* Goal *
Extract every line where the string "tolerances" appears.

* Raw data *
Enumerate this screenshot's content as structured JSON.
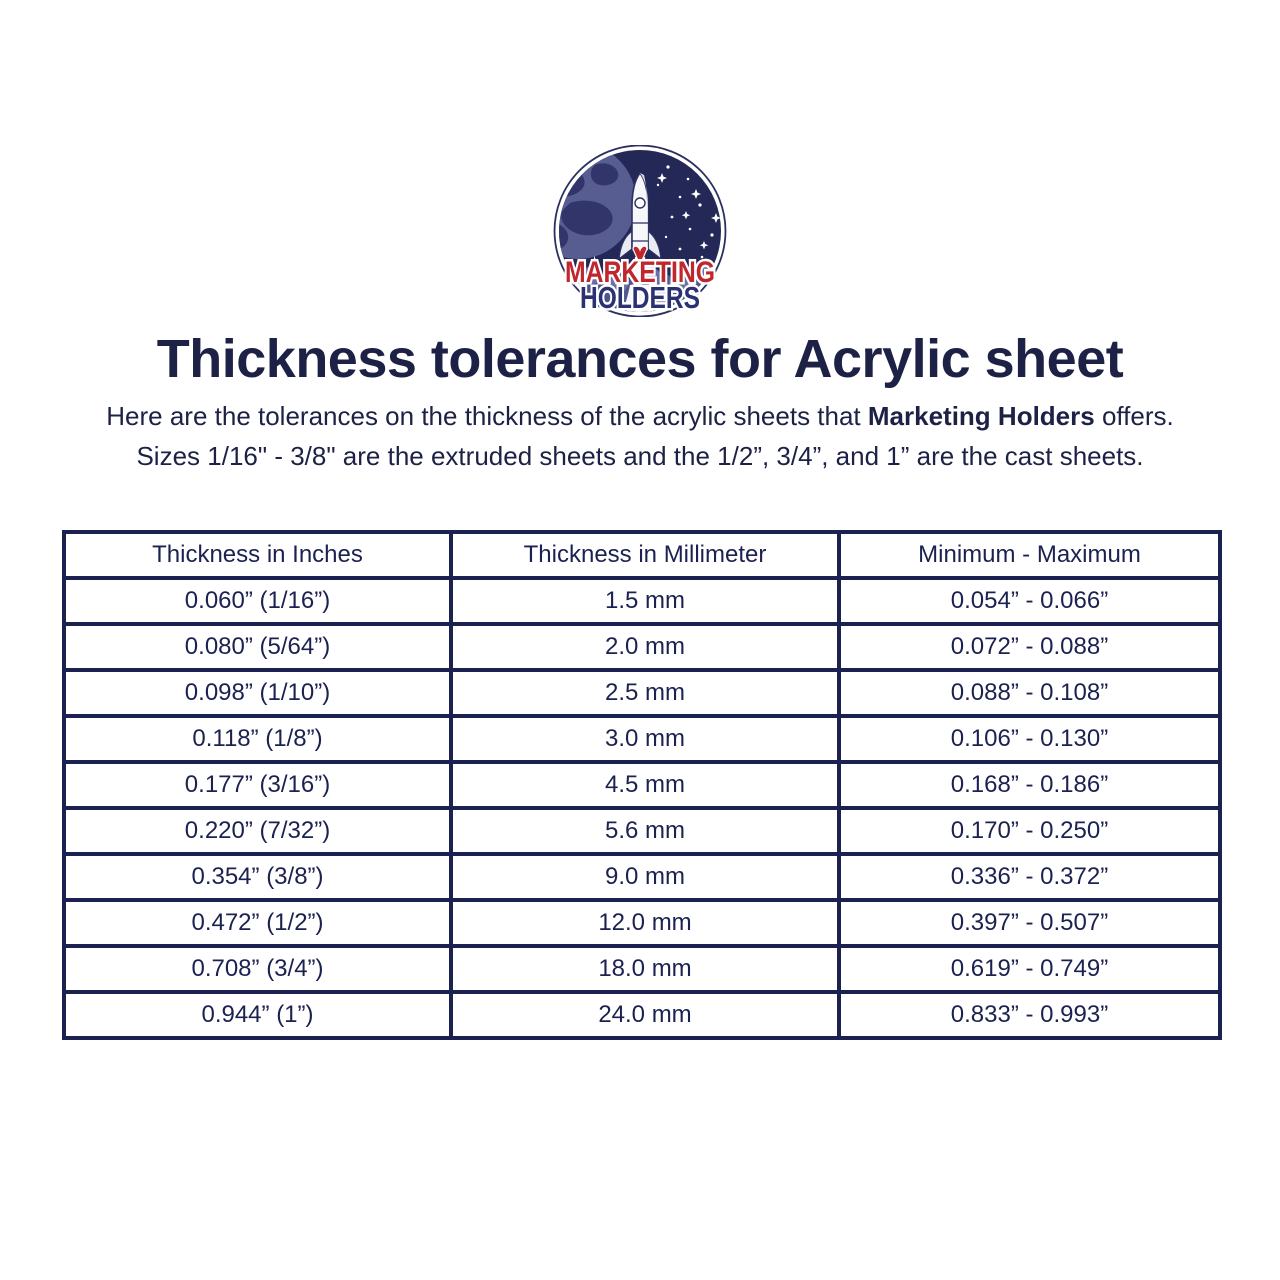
{
  "logo": {
    "line1": "MARKETING",
    "line2": "HOLDERS",
    "colors": {
      "space_navy": "#242857",
      "planet_blue": "#575c91",
      "continent_navy": "#313569",
      "cloud_dark": "#50558b",
      "cloud_light": "#6b70a5",
      "brand_red": "#c0272d",
      "brand_navy": "#2b3272"
    }
  },
  "header": {
    "title": "Thickness tolerances for Acrylic sheet",
    "subtitle_part1": "Here are the tolerances on the thickness of the acrylic sheets that ",
    "subtitle_bold": "Marketing Holders",
    "subtitle_part2": " offers.",
    "subtitle_line2": "Sizes 1/16\" - 3/8\" are the extruded sheets and the 1/2”, 3/4”, and 1” are the cast sheets."
  },
  "table": {
    "headers": [
      "Thickness in Inches",
      "Thickness in Millimeter",
      "Minimum - Maximum"
    ],
    "rows": [
      [
        "0.060” (1/16”)",
        "1.5 mm",
        "0.054” - 0.066”"
      ],
      [
        "0.080” (5/64”)",
        "2.0 mm",
        "0.072” - 0.088”"
      ],
      [
        "0.098” (1/10”)",
        "2.5 mm",
        "0.088” - 0.108”"
      ],
      [
        "0.118” (1/8”)",
        "3.0 mm",
        "0.106” - 0.130”"
      ],
      [
        "0.177” (3/16”)",
        "4.5 mm",
        "0.168” - 0.186”"
      ],
      [
        "0.220” (7/32”)",
        "5.6 mm",
        "0.170” - 0.250”"
      ],
      [
        "0.354” (3/8”)",
        "9.0 mm",
        "0.336” - 0.372”"
      ],
      [
        "0.472” (1/2”)",
        "12.0 mm",
        "0.397” - 0.507”"
      ],
      [
        "0.708” (3/4”)",
        "18.0 mm",
        "0.619” - 0.749”"
      ],
      [
        "0.944” (1”)",
        "24.0 mm",
        "0.833” - 0.993”"
      ]
    ]
  }
}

* Result for this task *
    "title": "Thickness tolerances for Acrylic sheet",
    "subtitle_part1": "Here are the tolerances on the thickness of the acrylic sheets that ",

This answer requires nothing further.